◆ Given records ◆
>>>

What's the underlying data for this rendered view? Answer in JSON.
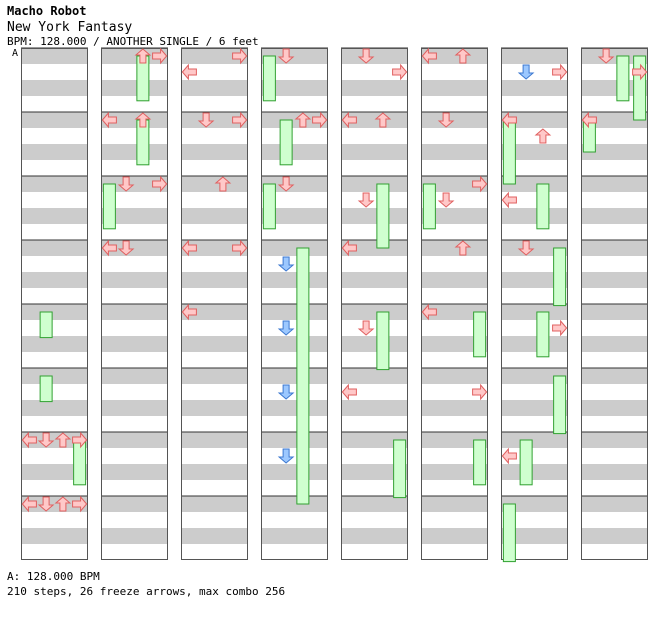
{
  "header": {
    "artist": "Macho Robot",
    "title": "New York Fantasy",
    "meta": "BPM: 128.000 / ANOTHER SINGLE / 6 feet"
  },
  "section_label": "A",
  "footer": {
    "bpm_line": "A: 128.000 BPM",
    "stats_line": "210 steps, 26 freeze arrows, max combo 256"
  },
  "colors": {
    "arrow_red_fill": "#ffc8c8",
    "arrow_red_stroke": "#e06060",
    "arrow_blue_fill": "#9cc8ff",
    "arrow_blue_stroke": "#3c78d0",
    "freeze_fill": "#cfffcf",
    "freeze_stroke": "#30a030",
    "stripe_gray": "#cccccc"
  },
  "chart_data": {
    "type": "step-chart",
    "columns": 8,
    "measures_per_column": 8,
    "lanes": [
      "left",
      "down",
      "up",
      "right"
    ],
    "columns_notes": [
      [
        [
          6,
          0,
          "L",
          0
        ],
        [
          6,
          1,
          "D",
          0
        ],
        [
          6,
          2,
          "U",
          0
        ],
        [
          6,
          3,
          "R",
          0
        ],
        [
          7,
          0,
          "L",
          0
        ],
        [
          7,
          3,
          "R",
          0
        ],
        [
          7,
          1,
          "D",
          0
        ],
        [
          7,
          2,
          "U",
          0
        ]
      ],
      [
        [
          0,
          3,
          "R",
          0
        ],
        [
          0,
          2,
          "U",
          0
        ],
        [
          1,
          0,
          "L",
          0
        ],
        [
          1,
          2,
          "U",
          0
        ],
        [
          2,
          1,
          "D",
          0
        ],
        [
          2,
          3,
          "R",
          0
        ],
        [
          3,
          0,
          "L",
          0
        ],
        [
          3,
          1,
          "D",
          0
        ]
      ],
      [
        [
          0,
          3,
          "R",
          0
        ],
        [
          0,
          0,
          "L",
          1
        ],
        [
          1,
          3,
          "R",
          0
        ],
        [
          1,
          1,
          "D",
          0
        ],
        [
          2,
          2,
          "U",
          0
        ],
        [
          3,
          0,
          "L",
          0
        ],
        [
          3,
          3,
          "R",
          0
        ],
        [
          4,
          0,
          "L",
          0
        ]
      ],
      [
        [
          0,
          1,
          "D",
          0
        ],
        [
          1,
          3,
          "R",
          0
        ],
        [
          1,
          2,
          "U",
          0
        ],
        [
          2,
          1,
          "D",
          0
        ],
        [
          3,
          1,
          "D",
          1
        ],
        [
          4,
          1,
          "D",
          1
        ],
        [
          5,
          1,
          "D",
          1
        ],
        [
          6,
          1,
          "D",
          1
        ]
      ],
      [
        [
          0,
          1,
          "D",
          0
        ],
        [
          0,
          3,
          "R",
          1
        ],
        [
          1,
          0,
          "L",
          0
        ],
        [
          1,
          2,
          "U",
          0
        ],
        [
          2,
          1,
          "D",
          1
        ],
        [
          3,
          0,
          "L",
          0
        ],
        [
          4,
          1,
          "D",
          1
        ],
        [
          5,
          0,
          "L",
          1
        ]
      ],
      [
        [
          0,
          2,
          "U",
          0
        ],
        [
          0,
          0,
          "L",
          0
        ],
        [
          1,
          1,
          "D",
          0
        ],
        [
          2,
          3,
          "R",
          0
        ],
        [
          2,
          1,
          "D",
          1
        ],
        [
          3,
          2,
          "U",
          0
        ],
        [
          4,
          0,
          "L",
          0
        ],
        [
          5,
          3,
          "R",
          1
        ]
      ],
      [
        [
          0,
          1,
          "D",
          1
        ],
        [
          0,
          3,
          "R",
          1
        ],
        [
          1,
          0,
          "L",
          0
        ],
        [
          1,
          2,
          "U",
          1
        ],
        [
          2,
          0,
          "L",
          1
        ],
        [
          3,
          1,
          "D",
          0
        ],
        [
          4,
          3,
          "R",
          1
        ],
        [
          6,
          0,
          "L",
          1
        ]
      ],
      [
        [
          0,
          1,
          "D",
          0
        ],
        [
          0,
          3,
          "R",
          1
        ],
        [
          1,
          0,
          "L",
          0
        ]
      ]
    ],
    "freezes": [
      [
        [
          4,
          1,
          4.4
        ],
        [
          5,
          1,
          5.4
        ],
        [
          6,
          3,
          6.7
        ]
      ],
      [
        [
          0,
          2,
          0.7
        ],
        [
          1,
          2,
          1.7
        ],
        [
          2,
          0,
          2.7
        ]
      ],
      [],
      [
        [
          0,
          0,
          0.7
        ],
        [
          1,
          1,
          1.7
        ],
        [
          2,
          0,
          2.7
        ],
        [
          3,
          2,
          7.0
        ]
      ],
      [
        [
          2,
          2,
          3.0
        ],
        [
          4,
          2,
          4.9
        ],
        [
          6,
          3,
          6.9
        ]
      ],
      [
        [
          2,
          0,
          2.7
        ],
        [
          4,
          3,
          4.7
        ],
        [
          6,
          3,
          6.7
        ]
      ],
      [
        [
          0,
          2,
          0.0
        ],
        [
          1,
          0,
          2.0
        ],
        [
          2,
          2,
          2.7
        ],
        [
          3,
          3,
          3.9
        ],
        [
          4,
          2,
          4.7
        ],
        [
          5,
          3,
          5.9
        ],
        [
          6,
          1,
          6.7
        ],
        [
          7,
          0,
          7.9
        ]
      ],
      [
        [
          0,
          2,
          0.7
        ],
        [
          0,
          3,
          1.0
        ],
        [
          1,
          0,
          1.5
        ]
      ]
    ]
  }
}
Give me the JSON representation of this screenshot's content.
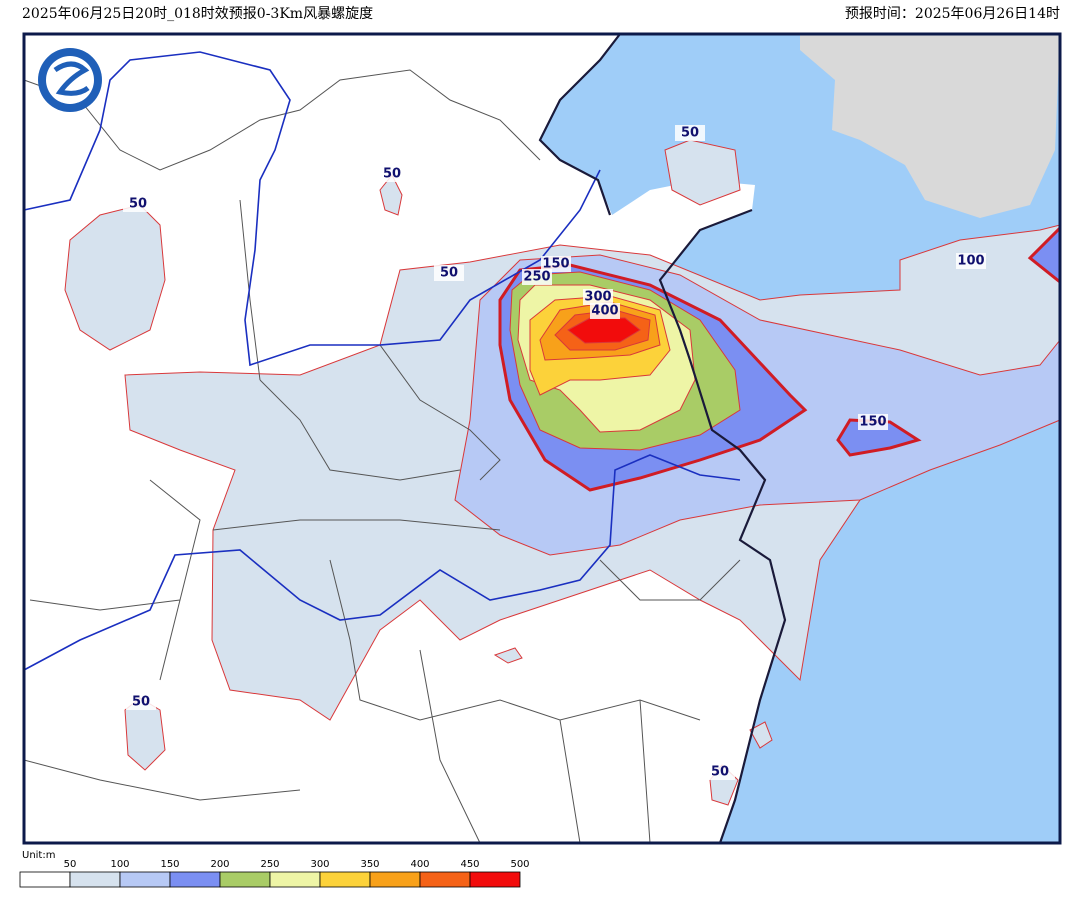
{
  "header": {
    "title": "2025年06月25日20时_018时效预报0-3Km风暴螺旋度",
    "forecast_time": "预报时间：2025年06月26日14时"
  },
  "map": {
    "contour_labels": [
      "50",
      "50",
      "50",
      "50",
      "50",
      "50",
      "100",
      "150",
      "150",
      "250",
      "300",
      "400"
    ]
  },
  "legend": {
    "unit": "Unit:m",
    "ticks": [
      "50",
      "100",
      "150",
      "200",
      "250",
      "300",
      "350",
      "400",
      "450",
      "500"
    ]
  }
}
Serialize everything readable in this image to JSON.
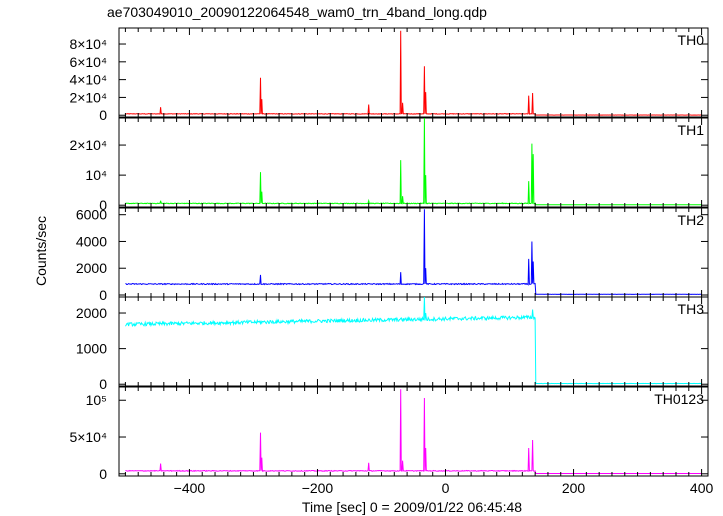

<<<

List every line above that contains the word "title".

    "title": "New York Fantasy",
    "title": "2025年06月25日20时_018时效预报0-3Km风暴螺旋度",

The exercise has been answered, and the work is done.